Given entries.
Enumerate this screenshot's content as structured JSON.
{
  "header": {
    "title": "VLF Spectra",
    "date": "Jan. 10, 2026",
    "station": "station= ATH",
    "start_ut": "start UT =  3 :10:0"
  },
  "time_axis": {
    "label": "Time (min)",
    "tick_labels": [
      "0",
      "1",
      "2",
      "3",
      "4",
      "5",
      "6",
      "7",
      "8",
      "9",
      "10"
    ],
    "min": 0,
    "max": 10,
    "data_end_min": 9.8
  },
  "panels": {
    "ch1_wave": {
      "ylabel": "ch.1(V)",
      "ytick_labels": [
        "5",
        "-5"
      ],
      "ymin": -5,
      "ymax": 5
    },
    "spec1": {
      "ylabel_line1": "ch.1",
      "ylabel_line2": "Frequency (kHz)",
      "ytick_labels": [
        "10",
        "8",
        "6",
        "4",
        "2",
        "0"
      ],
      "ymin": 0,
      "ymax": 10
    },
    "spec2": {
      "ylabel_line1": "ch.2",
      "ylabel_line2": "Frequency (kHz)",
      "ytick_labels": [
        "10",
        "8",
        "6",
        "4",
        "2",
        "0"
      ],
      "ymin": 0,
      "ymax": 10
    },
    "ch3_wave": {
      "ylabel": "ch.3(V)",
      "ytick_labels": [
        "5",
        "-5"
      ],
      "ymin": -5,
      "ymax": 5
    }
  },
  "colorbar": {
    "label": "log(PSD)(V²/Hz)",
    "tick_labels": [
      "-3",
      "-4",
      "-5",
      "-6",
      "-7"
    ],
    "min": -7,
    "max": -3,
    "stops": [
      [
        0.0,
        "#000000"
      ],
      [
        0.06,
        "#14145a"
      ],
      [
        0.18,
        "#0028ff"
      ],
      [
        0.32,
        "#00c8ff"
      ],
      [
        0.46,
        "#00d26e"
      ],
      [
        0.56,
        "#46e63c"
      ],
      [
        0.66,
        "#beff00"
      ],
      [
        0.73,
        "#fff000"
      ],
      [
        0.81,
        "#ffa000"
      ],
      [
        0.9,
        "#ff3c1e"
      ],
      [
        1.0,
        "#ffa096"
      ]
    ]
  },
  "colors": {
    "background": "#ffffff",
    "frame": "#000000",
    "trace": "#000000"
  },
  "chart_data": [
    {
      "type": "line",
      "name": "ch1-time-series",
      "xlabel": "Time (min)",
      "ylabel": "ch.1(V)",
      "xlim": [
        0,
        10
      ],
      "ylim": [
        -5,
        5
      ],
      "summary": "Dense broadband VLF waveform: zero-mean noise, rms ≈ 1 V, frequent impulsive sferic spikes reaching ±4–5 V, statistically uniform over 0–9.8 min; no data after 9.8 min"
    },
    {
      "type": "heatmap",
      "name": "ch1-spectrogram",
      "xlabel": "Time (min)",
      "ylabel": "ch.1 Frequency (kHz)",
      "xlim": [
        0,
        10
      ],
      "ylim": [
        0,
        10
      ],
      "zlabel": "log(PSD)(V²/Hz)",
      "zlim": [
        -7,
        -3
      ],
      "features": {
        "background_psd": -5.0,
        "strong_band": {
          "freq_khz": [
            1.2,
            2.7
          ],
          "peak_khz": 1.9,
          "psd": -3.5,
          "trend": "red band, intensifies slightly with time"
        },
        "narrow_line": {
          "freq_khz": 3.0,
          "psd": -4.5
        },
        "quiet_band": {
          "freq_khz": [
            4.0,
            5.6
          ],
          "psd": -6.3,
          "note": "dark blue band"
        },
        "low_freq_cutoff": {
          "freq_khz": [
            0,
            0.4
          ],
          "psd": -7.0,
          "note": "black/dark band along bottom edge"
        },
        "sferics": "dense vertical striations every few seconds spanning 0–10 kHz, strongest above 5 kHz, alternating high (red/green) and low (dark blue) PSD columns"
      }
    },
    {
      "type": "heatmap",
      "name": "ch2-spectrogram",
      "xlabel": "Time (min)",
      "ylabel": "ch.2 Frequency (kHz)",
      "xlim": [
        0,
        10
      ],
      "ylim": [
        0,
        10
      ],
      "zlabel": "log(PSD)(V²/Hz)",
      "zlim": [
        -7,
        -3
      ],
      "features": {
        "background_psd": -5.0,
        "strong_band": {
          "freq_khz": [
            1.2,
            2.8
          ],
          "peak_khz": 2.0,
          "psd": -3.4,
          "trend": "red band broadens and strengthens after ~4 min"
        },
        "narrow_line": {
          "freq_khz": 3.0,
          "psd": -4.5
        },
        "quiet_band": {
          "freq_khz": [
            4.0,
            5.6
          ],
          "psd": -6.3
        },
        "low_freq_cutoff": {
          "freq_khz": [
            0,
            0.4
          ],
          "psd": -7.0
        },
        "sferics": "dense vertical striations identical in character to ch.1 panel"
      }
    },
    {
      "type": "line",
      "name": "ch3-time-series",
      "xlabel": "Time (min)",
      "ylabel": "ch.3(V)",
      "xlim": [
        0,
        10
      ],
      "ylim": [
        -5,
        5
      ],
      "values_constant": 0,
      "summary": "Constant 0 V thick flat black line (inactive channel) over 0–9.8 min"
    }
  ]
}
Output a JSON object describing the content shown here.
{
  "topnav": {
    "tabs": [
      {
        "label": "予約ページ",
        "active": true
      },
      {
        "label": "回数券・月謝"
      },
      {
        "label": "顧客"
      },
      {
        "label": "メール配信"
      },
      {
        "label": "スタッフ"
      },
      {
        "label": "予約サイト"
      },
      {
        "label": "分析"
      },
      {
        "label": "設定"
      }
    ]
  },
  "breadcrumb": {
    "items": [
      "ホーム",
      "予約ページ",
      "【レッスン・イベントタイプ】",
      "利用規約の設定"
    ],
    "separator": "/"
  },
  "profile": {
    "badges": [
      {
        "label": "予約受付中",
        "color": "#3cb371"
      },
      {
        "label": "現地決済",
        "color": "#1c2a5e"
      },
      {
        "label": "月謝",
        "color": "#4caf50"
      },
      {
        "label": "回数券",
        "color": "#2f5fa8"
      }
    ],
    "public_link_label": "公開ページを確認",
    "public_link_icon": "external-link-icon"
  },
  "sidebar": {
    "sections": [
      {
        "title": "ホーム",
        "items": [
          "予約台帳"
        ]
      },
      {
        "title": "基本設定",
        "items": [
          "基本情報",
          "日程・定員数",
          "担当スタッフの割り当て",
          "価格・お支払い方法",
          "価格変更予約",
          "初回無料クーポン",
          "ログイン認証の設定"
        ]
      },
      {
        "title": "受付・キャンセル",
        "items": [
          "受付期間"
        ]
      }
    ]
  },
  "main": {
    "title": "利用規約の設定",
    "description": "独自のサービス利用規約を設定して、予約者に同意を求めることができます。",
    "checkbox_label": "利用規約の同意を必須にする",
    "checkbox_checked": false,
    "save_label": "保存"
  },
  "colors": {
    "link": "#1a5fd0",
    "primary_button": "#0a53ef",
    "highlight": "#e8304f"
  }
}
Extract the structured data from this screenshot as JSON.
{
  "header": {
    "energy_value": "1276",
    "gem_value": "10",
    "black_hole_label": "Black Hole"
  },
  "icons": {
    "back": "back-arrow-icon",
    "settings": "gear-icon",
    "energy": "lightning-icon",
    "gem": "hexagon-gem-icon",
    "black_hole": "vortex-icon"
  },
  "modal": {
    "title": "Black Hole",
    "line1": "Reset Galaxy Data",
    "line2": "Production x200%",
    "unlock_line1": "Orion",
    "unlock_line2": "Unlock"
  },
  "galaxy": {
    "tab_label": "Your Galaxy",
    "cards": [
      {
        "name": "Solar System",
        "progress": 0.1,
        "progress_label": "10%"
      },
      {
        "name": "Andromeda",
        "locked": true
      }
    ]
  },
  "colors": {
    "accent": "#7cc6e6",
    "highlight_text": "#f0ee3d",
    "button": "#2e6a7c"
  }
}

Set task. Give back exactly the lines running from the line containing "Extract the structured" through the end of the material above, both included, and nothing beyond them.

Finished answer.
Extract the structured data from this screenshot as JSON.
{
  "header": {
    "energy_value": "1276",
    "gem_value": "10",
    "black_hole_label": "Black Hole"
  },
  "icons": {
    "back": "back-arrow-icon",
    "settings": "gear-icon",
    "energy": "lightning-icon",
    "gem": "hexagon-gem-icon",
    "black_hole": "vortex-icon"
  },
  "modal": {
    "title": "Black Hole",
    "line1": "Reset Galaxy Data",
    "line2": "Production x200%",
    "unlock_line1": "Orion",
    "unlock_line2": "Unlock"
  },
  "galaxy": {
    "tab_label": "Your Galaxy",
    "cards": [
      {
        "name": "Solar System",
        "progress": 0.1,
        "progress_label": "10%"
      },
      {
        "name": "Andromeda",
        "locked": true
      }
    ]
  },
  "colors": {
    "accent": "#7cc6e6",
    "highlight_text": "#f0ee3d",
    "button": "#2e6a7c"
  }
}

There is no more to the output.